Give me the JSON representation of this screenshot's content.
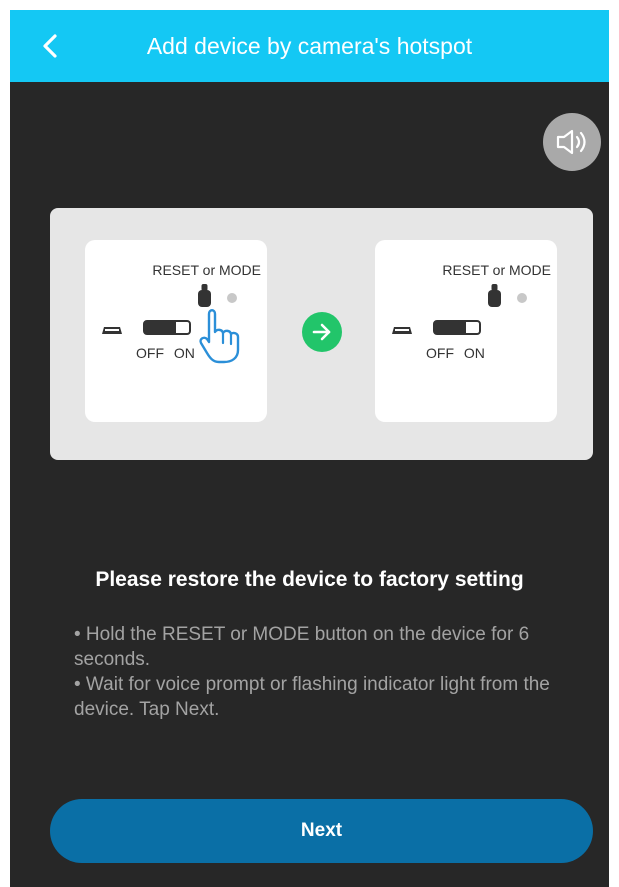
{
  "header": {
    "title": "Add device by camera's hotspot",
    "back_icon": "chevron-left-icon"
  },
  "speaker": {
    "icon": "speaker-icon"
  },
  "illustration": {
    "before": {
      "reset_label": "RESET or MODE",
      "switch_labels": "OFF ON"
    },
    "after": {
      "reset_label": "RESET or MODE",
      "switch_labels": "OFF ON"
    },
    "arrow_icon": "arrow-right-icon"
  },
  "main": {
    "heading": "Please restore the device to factory setting",
    "instructions": [
      "• Hold the RESET or MODE button on the device for 6 seconds.",
      "• Wait for voice prompt or flashing indicator light from the device. Tap Next."
    ]
  },
  "footer": {
    "next_label": "Next"
  },
  "colors": {
    "header_bg": "#14c8f4",
    "screen_bg": "#272727",
    "button_bg": "#0a6fa6",
    "arrow_bg": "#22c56a"
  }
}
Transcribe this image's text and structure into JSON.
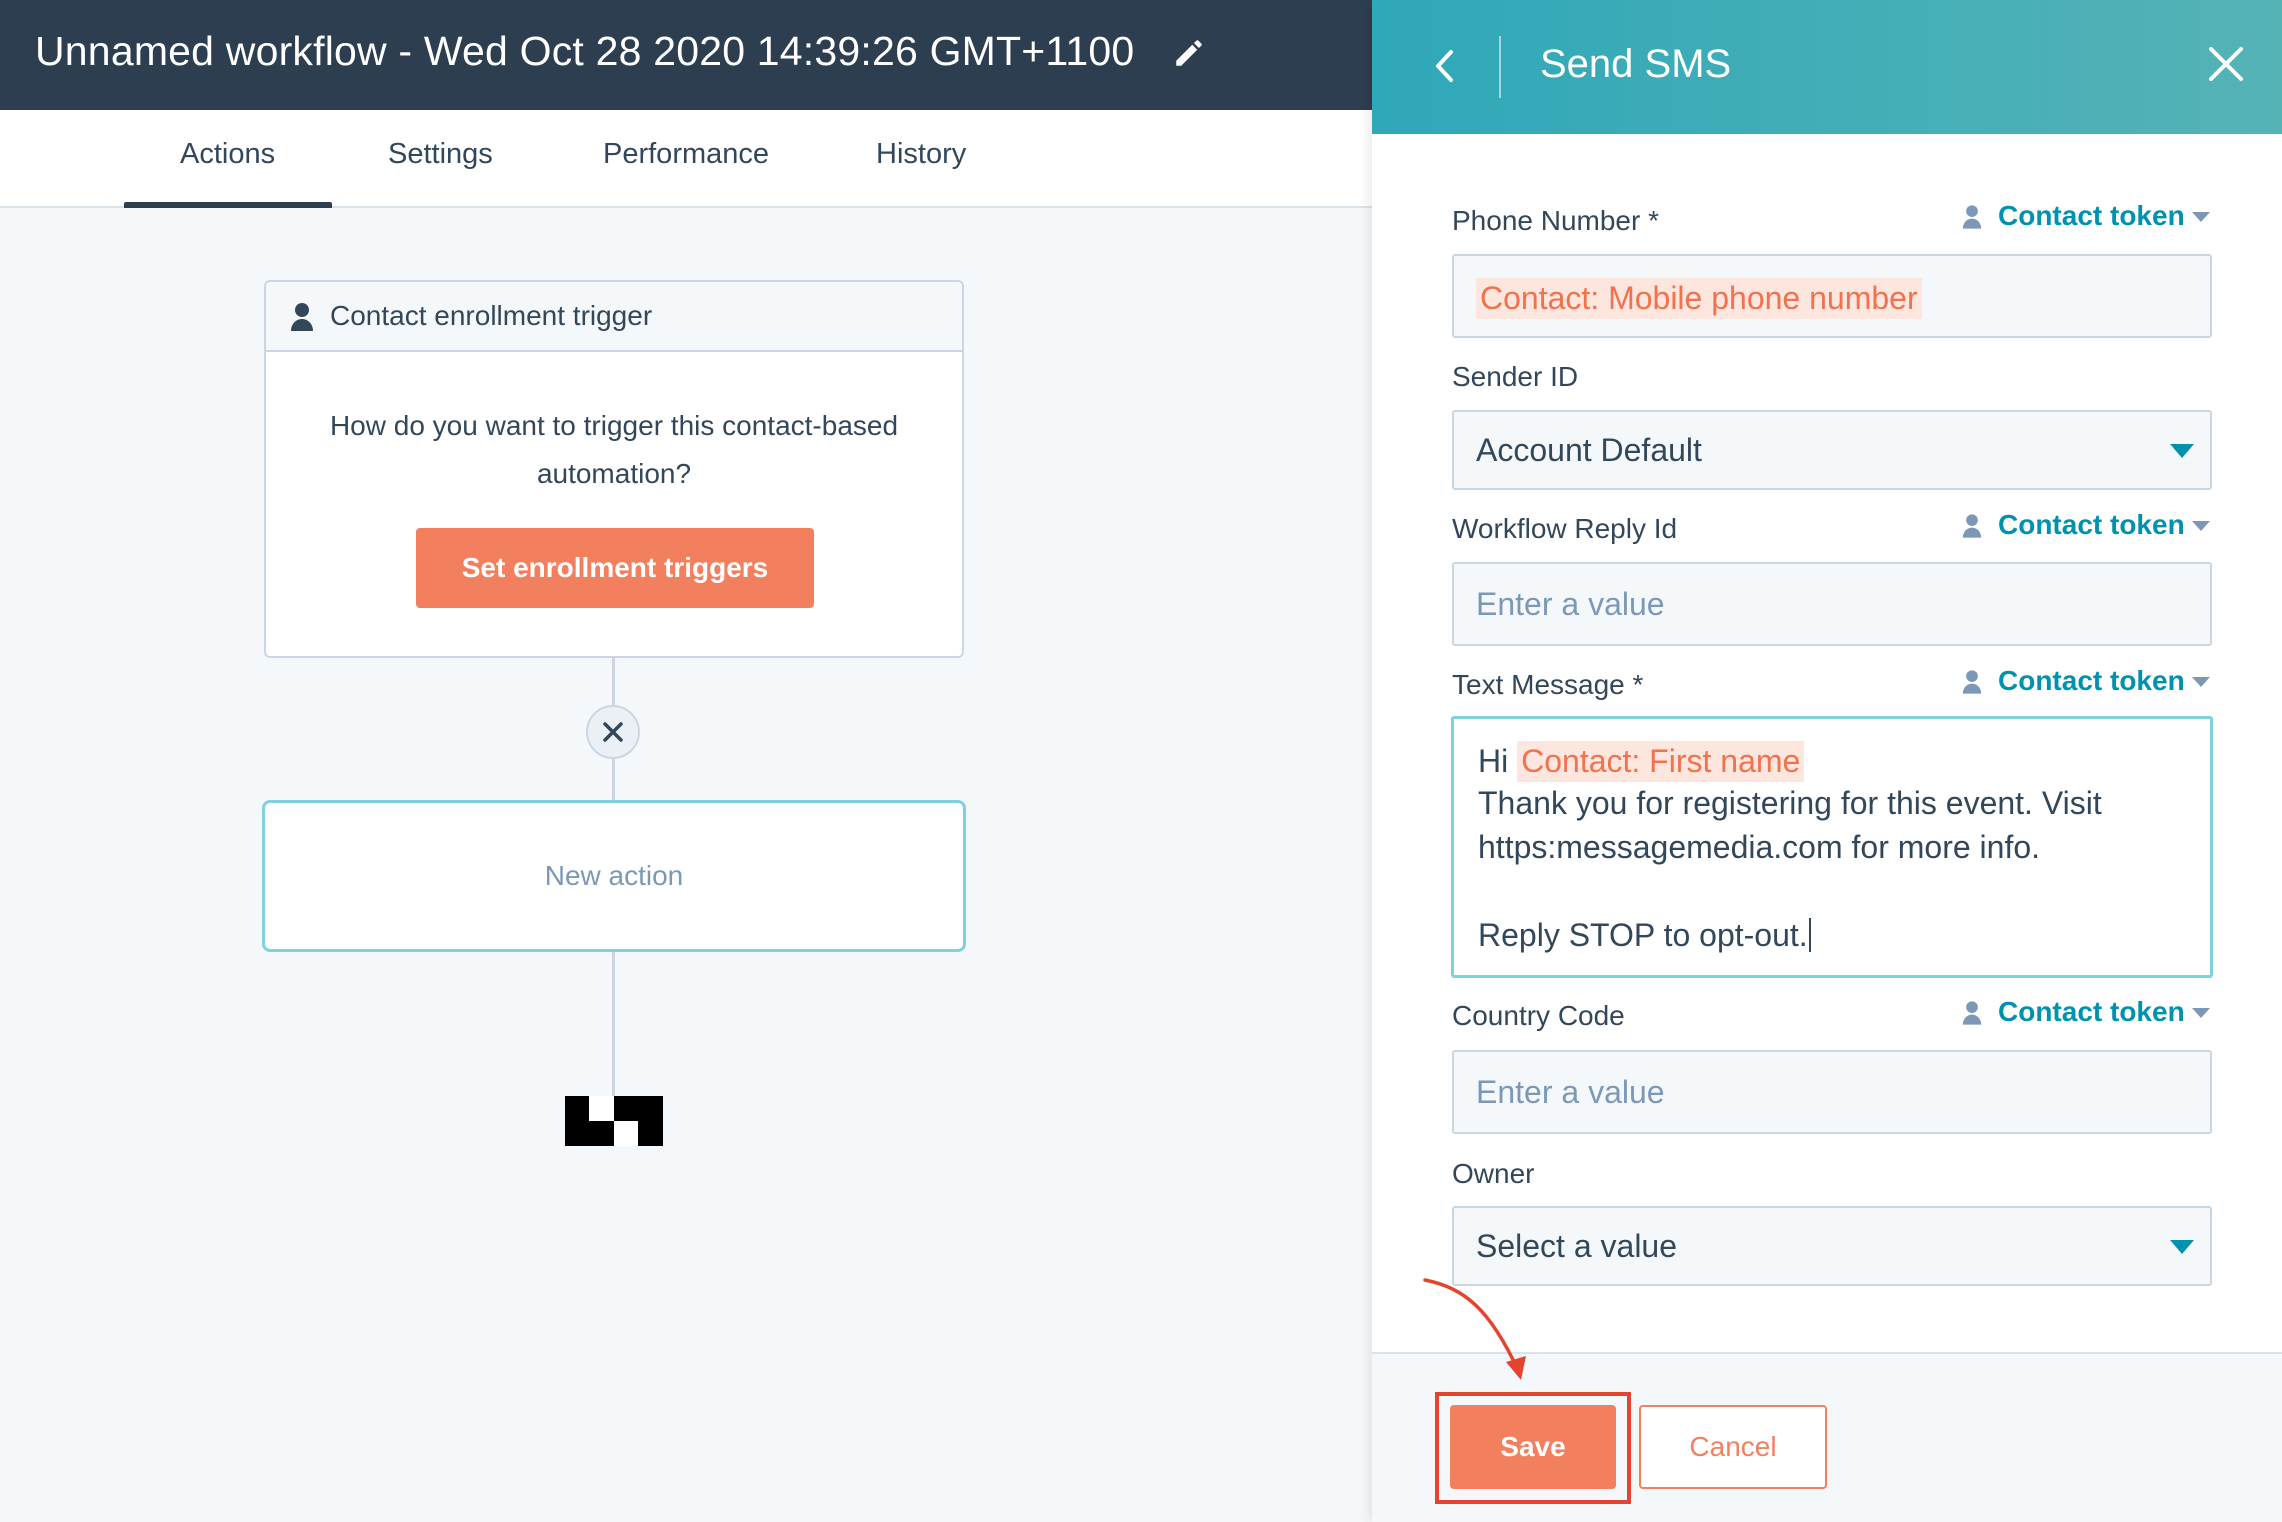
{
  "workflow": {
    "title": "Unnamed workflow - Wed Oct 28 2020 14:39:26 GMT+1100",
    "edit_icon": "pencil-icon",
    "tabs": [
      {
        "label": "Actions",
        "active": true
      },
      {
        "label": "Settings",
        "active": false
      },
      {
        "label": "Performance",
        "active": false
      },
      {
        "label": "History",
        "active": false
      }
    ],
    "trigger_card": {
      "header": "Contact enrollment trigger",
      "body": "How do you want to trigger this contact-based automation?",
      "button_label": "Set enrollment triggers"
    },
    "new_action_label": "New action",
    "end_icon": "checkered-flag-icon"
  },
  "panel": {
    "title": "Send SMS",
    "back_icon": "chevron-left-icon",
    "close_icon": "close-icon",
    "token_link_label": "Contact token",
    "fields": {
      "phone_number": {
        "label": "Phone Number *",
        "token": "Contact: Mobile phone number"
      },
      "sender_id": {
        "label": "Sender ID",
        "value": "Account Default"
      },
      "workflow_reply_id": {
        "label": "Workflow Reply Id",
        "placeholder": "Enter a value"
      },
      "text_message": {
        "label": "Text Message *",
        "greeting": "Hi",
        "token": "Contact: First name",
        "line2": "Thank you for registering for this event. Visit",
        "line3": "https:messagemedia.com for more info.",
        "line5": "Reply STOP to opt-out."
      },
      "country_code": {
        "label": "Country Code",
        "placeholder": "Enter a value"
      },
      "owner": {
        "label": "Owner",
        "value": "Select a value"
      }
    },
    "footer": {
      "save_label": "Save",
      "cancel_label": "Cancel"
    }
  },
  "colors": {
    "topbar": "#2d3e50",
    "accent_orange": "#f2805f",
    "teal": "#0091ae",
    "highlight_red": "#e4442e"
  }
}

--------------------

Task description: Copy every record above exactly, leaving out the pictures.

Worked solution:
Give me the JSON representation of this screenshot's content.
{
  "header": {
    "title": "Add device by camera's hotspot",
    "back_icon": "chevron-left-icon"
  },
  "speaker": {
    "icon": "speaker-icon"
  },
  "illustration": {
    "before": {
      "reset_label": "RESET or MODE",
      "switch_labels": "OFF ON"
    },
    "after": {
      "reset_label": "RESET or MODE",
      "switch_labels": "OFF ON"
    },
    "arrow_icon": "arrow-right-icon"
  },
  "main": {
    "heading": "Please restore the device to factory setting",
    "instructions": [
      "• Hold the RESET or MODE button on the device for 6 seconds.",
      "• Wait for voice prompt or flashing indicator light from the device. Tap Next."
    ]
  },
  "footer": {
    "next_label": "Next"
  },
  "colors": {
    "header_bg": "#14c8f4",
    "screen_bg": "#272727",
    "button_bg": "#0a6fa6",
    "arrow_bg": "#22c56a"
  }
}
Transcribe this image's text and structure into JSON.
{
  "workflow": {
    "title": "Unnamed workflow - Wed Oct 28 2020 14:39:26 GMT+1100",
    "edit_icon": "pencil-icon",
    "tabs": [
      {
        "label": "Actions",
        "active": true
      },
      {
        "label": "Settings",
        "active": false
      },
      {
        "label": "Performance",
        "active": false
      },
      {
        "label": "History",
        "active": false
      }
    ],
    "trigger_card": {
      "header": "Contact enrollment trigger",
      "body": "How do you want to trigger this contact-based automation?",
      "button_label": "Set enrollment triggers"
    },
    "new_action_label": "New action",
    "end_icon": "checkered-flag-icon"
  },
  "panel": {
    "title": "Send SMS",
    "back_icon": "chevron-left-icon",
    "close_icon": "close-icon",
    "token_link_label": "Contact token",
    "fields": {
      "phone_number": {
        "label": "Phone Number *",
        "token": "Contact: Mobile phone number"
      },
      "sender_id": {
        "label": "Sender ID",
        "value": "Account Default"
      },
      "workflow_reply_id": {
        "label": "Workflow Reply Id",
        "placeholder": "Enter a value"
      },
      "text_message": {
        "label": "Text Message *",
        "greeting": "Hi",
        "token": "Contact: First name",
        "line2": "Thank you for registering for this event. Visit",
        "line3": "https:messagemedia.com for more info.",
        "line5": "Reply STOP to opt-out."
      },
      "country_code": {
        "label": "Country Code",
        "placeholder": "Enter a value"
      },
      "owner": {
        "label": "Owner",
        "value": "Select a value"
      }
    },
    "footer": {
      "save_label": "Save",
      "cancel_label": "Cancel"
    }
  },
  "colors": {
    "topbar": "#2d3e50",
    "accent_orange": "#f2805f",
    "teal": "#0091ae",
    "highlight_red": "#e4442e"
  }
}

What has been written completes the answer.